### [Task instructions]
Gather every line from the entries below that includes "Distance".

»»

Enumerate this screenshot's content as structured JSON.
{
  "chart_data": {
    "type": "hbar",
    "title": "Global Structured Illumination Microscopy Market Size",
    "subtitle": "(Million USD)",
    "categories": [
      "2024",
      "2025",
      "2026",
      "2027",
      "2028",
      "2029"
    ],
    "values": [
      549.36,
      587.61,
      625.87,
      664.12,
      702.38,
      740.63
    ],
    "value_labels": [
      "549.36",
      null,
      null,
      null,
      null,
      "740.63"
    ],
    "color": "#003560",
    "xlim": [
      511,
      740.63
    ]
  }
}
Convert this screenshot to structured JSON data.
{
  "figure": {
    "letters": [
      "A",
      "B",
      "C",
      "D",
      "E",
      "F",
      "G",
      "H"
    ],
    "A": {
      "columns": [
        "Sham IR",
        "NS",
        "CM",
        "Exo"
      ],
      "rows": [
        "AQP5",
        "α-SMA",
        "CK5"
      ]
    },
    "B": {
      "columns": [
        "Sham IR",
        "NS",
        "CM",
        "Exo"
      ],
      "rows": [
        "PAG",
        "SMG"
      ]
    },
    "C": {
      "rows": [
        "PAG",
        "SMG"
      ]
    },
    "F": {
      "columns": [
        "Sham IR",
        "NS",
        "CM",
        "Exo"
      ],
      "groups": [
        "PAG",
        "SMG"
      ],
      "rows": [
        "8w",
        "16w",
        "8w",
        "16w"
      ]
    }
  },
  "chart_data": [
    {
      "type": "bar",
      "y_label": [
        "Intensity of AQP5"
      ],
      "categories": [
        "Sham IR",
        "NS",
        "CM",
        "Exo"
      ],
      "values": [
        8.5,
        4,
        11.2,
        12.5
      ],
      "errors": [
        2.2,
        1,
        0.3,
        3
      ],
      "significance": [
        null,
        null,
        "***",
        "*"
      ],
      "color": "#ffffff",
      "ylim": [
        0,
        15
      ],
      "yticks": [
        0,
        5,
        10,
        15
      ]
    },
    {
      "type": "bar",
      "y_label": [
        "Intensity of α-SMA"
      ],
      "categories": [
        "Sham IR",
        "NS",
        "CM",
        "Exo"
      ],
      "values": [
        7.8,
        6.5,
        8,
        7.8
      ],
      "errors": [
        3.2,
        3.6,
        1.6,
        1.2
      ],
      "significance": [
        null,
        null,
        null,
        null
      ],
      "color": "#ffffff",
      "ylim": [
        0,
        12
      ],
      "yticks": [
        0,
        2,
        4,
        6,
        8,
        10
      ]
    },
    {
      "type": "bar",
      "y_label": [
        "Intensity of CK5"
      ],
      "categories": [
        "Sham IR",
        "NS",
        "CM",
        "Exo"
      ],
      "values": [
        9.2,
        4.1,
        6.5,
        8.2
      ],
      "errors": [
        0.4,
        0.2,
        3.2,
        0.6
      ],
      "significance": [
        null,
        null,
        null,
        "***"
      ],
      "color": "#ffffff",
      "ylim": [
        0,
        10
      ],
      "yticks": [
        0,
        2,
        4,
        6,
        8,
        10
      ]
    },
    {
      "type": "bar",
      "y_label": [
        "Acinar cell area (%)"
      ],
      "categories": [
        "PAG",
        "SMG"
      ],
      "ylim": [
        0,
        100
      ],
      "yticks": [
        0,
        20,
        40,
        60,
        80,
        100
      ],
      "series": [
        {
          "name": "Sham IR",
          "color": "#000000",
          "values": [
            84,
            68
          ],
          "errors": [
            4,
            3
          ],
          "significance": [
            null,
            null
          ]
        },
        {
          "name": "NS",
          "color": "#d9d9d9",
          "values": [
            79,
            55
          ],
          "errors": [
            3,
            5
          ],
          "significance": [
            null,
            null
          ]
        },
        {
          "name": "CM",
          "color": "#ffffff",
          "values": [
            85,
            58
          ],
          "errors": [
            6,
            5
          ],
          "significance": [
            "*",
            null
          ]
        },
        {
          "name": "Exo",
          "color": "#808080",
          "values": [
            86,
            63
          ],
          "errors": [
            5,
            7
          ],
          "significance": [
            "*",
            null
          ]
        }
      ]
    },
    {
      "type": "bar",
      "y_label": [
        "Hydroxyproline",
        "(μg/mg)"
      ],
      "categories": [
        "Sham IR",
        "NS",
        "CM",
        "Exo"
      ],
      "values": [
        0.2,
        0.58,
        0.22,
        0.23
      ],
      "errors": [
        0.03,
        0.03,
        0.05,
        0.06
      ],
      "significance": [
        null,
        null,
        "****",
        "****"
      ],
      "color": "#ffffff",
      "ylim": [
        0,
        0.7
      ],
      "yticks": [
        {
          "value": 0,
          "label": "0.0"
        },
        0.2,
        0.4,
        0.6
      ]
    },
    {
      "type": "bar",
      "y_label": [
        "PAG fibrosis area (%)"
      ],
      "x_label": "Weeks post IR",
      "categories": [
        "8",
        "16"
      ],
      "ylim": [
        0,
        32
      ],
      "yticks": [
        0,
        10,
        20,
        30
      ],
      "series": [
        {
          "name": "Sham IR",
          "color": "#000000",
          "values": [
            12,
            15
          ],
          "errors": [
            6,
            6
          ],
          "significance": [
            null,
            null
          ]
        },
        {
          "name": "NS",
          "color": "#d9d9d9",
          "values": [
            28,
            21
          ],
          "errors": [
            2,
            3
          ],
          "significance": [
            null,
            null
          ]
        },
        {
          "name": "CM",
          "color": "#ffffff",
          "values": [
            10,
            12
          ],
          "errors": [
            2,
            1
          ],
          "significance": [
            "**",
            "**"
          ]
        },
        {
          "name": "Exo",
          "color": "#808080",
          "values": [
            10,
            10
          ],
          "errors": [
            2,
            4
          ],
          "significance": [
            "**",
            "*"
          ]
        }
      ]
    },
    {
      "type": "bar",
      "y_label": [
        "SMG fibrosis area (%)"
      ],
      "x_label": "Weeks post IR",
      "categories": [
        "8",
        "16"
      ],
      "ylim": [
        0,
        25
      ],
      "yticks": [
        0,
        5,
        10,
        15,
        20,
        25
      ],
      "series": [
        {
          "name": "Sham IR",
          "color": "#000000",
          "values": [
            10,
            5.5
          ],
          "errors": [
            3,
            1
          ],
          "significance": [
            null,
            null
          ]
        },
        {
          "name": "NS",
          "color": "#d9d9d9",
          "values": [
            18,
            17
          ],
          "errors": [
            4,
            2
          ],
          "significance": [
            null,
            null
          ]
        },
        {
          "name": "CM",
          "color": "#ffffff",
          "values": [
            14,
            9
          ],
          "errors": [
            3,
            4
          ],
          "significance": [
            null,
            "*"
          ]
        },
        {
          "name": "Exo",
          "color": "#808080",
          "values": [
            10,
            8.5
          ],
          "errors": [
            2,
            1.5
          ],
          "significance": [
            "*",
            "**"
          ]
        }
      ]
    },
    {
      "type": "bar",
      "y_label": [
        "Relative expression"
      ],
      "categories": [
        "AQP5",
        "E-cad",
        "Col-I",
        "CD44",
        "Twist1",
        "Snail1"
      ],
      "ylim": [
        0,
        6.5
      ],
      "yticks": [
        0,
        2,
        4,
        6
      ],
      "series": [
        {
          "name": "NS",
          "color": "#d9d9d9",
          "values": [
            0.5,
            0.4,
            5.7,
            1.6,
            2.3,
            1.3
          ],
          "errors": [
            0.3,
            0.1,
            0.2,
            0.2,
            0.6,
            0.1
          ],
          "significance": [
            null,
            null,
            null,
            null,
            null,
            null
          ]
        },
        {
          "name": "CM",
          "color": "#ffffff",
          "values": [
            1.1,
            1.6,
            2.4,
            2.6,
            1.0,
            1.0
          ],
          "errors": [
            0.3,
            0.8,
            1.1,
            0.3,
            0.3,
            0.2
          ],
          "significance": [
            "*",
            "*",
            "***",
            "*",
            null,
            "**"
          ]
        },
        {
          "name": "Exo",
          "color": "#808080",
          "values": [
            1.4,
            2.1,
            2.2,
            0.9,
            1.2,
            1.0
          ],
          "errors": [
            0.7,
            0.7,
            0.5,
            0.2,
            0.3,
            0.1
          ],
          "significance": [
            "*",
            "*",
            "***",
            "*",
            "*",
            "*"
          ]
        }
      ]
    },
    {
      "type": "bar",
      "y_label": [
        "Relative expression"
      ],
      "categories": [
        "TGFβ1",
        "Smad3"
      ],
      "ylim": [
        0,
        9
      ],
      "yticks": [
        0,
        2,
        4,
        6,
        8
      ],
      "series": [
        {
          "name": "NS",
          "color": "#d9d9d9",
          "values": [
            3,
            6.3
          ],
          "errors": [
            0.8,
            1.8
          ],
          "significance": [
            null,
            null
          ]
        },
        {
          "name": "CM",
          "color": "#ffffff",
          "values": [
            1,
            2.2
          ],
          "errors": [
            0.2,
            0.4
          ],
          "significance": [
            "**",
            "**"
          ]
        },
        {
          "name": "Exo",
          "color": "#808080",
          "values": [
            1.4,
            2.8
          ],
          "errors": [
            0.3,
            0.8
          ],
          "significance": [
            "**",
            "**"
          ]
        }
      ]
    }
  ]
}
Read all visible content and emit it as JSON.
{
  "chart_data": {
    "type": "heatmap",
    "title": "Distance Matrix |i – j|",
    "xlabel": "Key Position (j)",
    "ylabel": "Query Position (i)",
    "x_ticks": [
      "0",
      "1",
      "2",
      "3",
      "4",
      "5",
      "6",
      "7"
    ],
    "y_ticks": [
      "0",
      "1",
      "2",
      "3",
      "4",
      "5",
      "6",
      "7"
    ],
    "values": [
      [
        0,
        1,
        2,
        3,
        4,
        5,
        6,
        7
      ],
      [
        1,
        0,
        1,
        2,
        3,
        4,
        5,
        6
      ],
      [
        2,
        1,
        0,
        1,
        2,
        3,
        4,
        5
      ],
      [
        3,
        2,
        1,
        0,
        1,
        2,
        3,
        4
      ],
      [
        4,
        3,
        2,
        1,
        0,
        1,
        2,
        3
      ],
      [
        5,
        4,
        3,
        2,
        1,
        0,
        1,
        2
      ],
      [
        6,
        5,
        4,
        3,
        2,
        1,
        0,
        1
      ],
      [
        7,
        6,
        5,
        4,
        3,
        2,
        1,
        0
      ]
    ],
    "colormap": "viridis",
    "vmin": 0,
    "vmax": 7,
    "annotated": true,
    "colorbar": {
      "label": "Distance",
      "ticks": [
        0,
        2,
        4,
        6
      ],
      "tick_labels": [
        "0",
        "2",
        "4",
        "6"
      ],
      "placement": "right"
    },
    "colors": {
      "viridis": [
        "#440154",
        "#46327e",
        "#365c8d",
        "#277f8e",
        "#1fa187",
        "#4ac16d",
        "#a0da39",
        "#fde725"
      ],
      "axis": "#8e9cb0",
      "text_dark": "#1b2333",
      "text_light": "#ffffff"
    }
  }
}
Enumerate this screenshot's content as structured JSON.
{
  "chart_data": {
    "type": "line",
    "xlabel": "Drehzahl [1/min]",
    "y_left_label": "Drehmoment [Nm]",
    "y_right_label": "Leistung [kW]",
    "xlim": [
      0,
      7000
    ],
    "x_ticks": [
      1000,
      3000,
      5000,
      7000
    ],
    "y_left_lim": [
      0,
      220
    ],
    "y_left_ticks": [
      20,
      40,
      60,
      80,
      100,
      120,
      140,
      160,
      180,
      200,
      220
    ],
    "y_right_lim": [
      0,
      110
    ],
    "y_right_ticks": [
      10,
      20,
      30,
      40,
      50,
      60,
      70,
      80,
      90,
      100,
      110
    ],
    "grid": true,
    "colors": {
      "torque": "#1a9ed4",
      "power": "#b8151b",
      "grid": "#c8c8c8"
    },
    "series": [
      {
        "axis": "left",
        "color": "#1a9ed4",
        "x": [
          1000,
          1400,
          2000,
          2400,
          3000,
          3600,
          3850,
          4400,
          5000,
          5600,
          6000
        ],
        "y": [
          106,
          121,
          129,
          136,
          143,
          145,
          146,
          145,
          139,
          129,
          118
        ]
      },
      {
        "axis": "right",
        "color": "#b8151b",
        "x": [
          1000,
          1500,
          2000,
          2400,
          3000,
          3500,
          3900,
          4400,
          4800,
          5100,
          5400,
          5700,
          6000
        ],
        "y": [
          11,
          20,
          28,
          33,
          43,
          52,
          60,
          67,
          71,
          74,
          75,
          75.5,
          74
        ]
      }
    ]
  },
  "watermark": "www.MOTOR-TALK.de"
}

««

### [Solution for this problem]
    "title": "Distance Matrix |i – j|",
      "label": "Distance",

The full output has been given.